> _Given instruction_: Go through the listing and copy each line with the string "phone".

> _Supplied material_:
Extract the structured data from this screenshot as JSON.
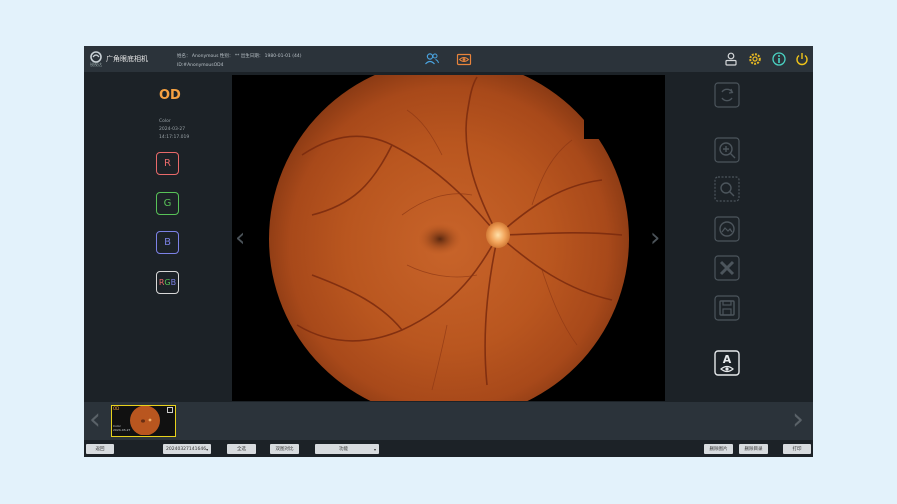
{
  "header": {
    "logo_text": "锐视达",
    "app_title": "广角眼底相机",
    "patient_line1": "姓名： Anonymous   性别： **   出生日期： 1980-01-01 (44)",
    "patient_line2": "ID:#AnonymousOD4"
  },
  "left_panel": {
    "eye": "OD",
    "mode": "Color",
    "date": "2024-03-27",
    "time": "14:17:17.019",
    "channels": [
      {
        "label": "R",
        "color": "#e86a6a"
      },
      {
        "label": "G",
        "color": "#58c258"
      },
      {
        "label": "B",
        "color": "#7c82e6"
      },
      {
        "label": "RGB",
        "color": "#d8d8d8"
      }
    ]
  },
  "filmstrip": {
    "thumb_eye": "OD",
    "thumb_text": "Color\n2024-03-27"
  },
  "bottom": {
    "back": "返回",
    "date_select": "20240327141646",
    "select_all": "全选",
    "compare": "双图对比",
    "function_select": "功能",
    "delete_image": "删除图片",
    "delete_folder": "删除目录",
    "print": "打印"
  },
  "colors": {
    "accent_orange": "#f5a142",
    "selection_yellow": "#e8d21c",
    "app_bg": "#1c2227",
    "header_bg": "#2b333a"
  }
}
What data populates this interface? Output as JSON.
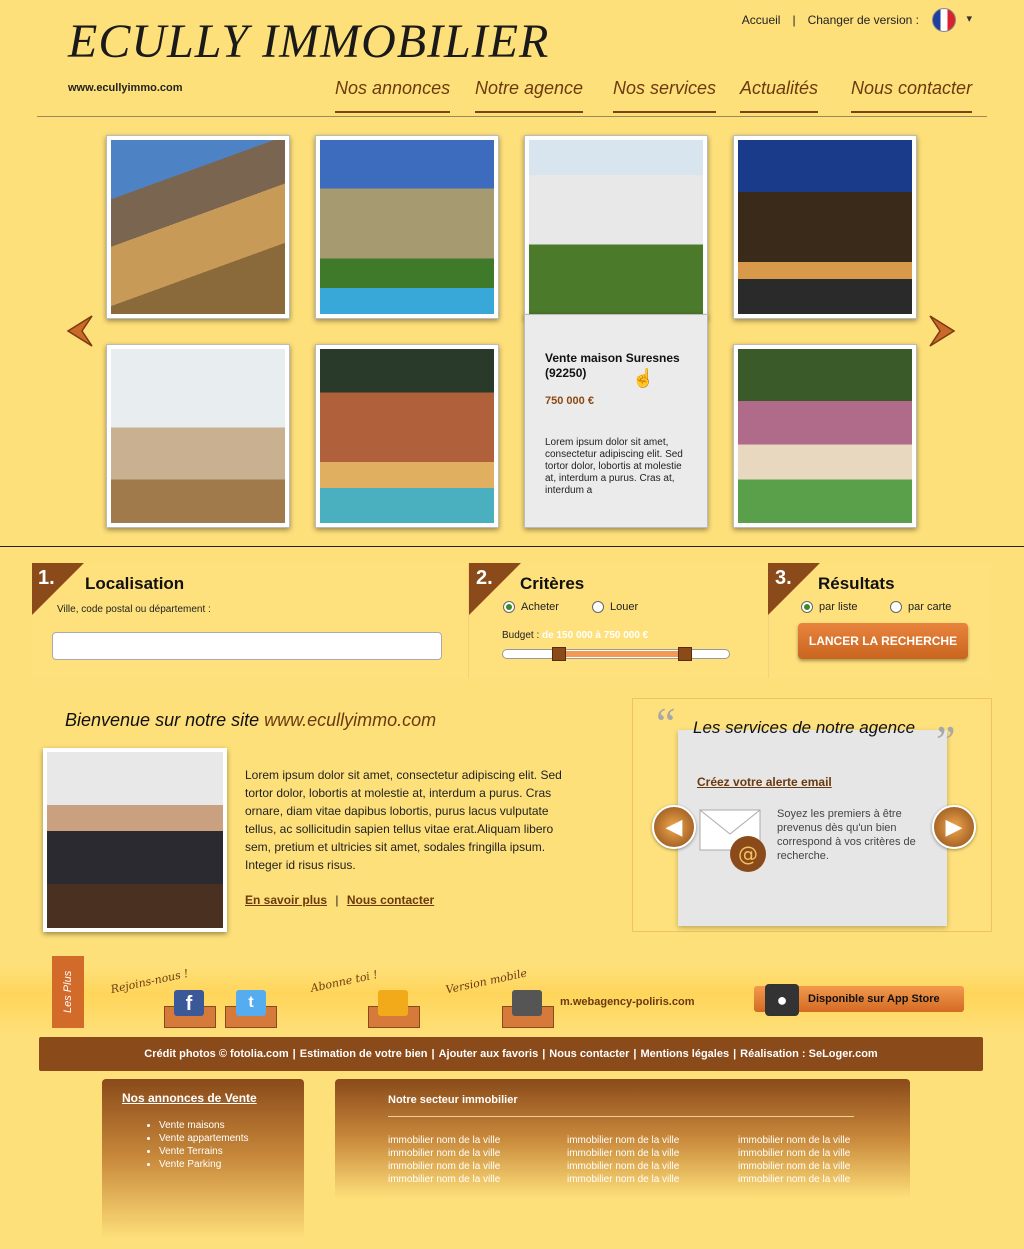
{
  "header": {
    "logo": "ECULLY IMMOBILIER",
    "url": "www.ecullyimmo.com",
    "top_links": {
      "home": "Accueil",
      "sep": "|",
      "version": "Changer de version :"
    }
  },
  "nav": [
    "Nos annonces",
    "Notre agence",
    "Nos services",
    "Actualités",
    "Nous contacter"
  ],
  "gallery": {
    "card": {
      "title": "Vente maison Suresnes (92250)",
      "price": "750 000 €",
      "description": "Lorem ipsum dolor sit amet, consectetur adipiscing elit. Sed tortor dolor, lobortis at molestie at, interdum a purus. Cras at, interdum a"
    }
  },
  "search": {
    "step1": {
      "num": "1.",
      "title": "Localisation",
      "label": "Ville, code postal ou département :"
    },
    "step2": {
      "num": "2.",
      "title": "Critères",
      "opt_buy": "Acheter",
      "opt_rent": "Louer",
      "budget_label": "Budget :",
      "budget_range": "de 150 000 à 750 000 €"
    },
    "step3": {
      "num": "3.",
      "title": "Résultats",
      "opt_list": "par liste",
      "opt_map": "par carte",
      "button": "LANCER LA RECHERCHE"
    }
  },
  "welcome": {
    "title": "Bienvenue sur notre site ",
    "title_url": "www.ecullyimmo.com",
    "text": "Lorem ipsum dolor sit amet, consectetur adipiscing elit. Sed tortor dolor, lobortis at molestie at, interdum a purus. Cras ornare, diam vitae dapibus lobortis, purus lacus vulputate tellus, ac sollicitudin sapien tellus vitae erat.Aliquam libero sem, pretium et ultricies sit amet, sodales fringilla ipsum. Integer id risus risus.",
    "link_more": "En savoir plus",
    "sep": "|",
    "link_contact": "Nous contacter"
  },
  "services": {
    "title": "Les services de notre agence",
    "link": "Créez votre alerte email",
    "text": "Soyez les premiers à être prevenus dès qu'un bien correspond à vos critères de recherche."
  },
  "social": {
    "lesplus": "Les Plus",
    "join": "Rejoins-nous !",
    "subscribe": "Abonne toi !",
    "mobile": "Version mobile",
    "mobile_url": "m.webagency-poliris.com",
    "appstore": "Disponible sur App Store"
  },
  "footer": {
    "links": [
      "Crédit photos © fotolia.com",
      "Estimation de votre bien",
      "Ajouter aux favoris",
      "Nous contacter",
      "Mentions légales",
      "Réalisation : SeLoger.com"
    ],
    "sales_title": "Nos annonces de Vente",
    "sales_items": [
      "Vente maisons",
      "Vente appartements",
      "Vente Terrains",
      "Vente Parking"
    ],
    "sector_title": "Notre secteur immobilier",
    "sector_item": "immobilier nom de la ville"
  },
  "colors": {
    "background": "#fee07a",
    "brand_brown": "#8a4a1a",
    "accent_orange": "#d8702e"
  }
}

--

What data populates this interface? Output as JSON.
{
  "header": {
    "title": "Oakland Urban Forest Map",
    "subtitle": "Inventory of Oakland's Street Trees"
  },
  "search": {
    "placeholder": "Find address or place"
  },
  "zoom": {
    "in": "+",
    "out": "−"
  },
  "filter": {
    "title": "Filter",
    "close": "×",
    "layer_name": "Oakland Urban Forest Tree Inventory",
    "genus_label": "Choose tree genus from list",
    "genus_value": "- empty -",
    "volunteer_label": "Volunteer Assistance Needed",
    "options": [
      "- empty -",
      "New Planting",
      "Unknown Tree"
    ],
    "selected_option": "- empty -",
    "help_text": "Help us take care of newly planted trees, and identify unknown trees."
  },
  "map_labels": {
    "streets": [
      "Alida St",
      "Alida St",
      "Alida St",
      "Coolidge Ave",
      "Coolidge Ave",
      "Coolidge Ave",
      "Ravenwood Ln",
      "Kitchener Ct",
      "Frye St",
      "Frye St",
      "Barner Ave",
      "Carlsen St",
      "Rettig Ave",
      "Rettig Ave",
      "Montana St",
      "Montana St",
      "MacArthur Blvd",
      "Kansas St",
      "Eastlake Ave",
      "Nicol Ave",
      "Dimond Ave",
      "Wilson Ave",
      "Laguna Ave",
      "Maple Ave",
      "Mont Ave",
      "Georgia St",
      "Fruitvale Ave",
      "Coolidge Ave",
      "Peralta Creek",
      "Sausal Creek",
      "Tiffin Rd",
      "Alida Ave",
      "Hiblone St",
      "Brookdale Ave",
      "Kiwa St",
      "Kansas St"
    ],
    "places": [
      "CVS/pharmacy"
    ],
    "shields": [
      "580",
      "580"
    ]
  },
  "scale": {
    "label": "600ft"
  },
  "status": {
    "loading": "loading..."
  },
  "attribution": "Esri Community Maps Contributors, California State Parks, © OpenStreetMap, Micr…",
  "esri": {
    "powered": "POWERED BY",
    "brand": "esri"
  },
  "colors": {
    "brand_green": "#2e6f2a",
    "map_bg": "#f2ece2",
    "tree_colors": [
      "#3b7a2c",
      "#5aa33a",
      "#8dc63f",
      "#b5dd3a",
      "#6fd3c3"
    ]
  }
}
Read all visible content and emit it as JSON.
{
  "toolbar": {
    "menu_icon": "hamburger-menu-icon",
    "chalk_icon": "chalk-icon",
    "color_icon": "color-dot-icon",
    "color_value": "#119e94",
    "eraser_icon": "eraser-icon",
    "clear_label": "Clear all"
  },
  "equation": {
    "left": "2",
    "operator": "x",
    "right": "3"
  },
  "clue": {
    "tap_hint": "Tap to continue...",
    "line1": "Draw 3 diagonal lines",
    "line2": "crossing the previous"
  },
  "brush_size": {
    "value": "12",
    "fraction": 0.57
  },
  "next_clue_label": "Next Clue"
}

* * *

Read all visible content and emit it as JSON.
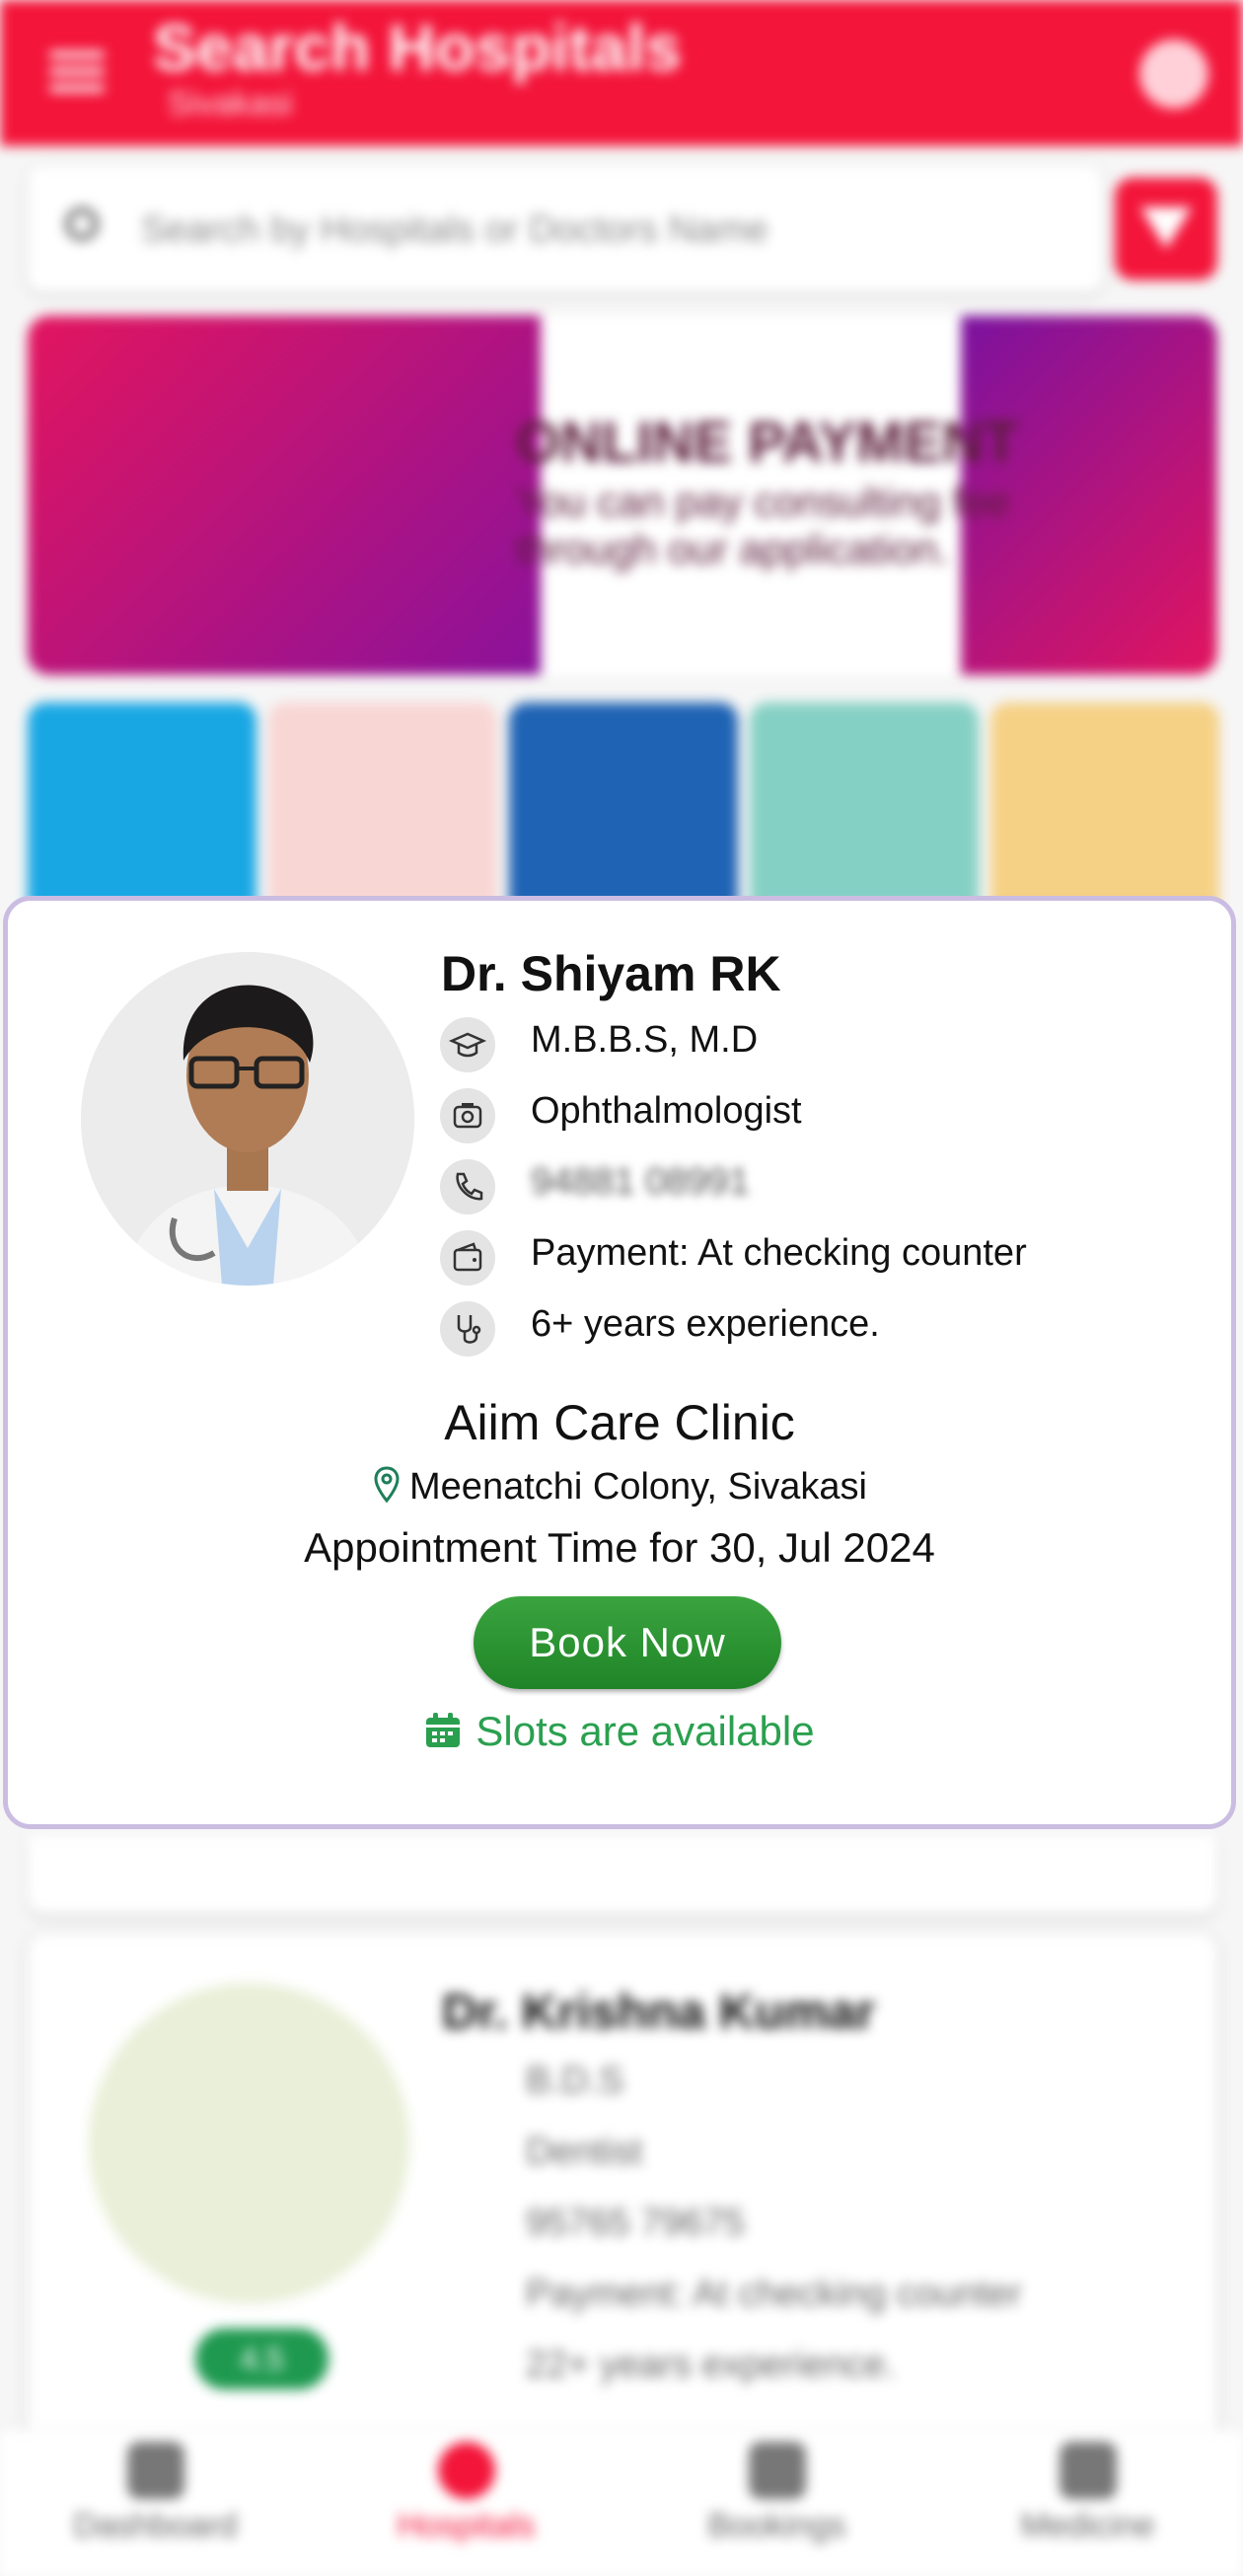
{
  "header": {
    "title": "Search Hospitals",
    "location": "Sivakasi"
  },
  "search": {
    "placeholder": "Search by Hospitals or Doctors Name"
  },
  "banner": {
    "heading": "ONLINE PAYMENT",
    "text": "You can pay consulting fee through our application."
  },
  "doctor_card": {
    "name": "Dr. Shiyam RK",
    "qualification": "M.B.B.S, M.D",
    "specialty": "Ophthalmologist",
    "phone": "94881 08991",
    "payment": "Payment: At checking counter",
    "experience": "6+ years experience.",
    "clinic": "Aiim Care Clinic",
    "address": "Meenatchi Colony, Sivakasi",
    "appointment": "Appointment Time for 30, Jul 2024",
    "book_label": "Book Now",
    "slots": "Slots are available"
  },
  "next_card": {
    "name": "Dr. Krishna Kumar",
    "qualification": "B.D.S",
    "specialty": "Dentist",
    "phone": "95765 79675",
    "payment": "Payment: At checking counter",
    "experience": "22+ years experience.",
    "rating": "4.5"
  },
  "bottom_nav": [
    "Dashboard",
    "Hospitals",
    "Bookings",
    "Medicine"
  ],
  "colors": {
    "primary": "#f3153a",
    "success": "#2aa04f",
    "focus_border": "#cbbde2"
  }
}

> _Task solution_:
    "phone": "94881 08991",
    "phone": "95765 79675",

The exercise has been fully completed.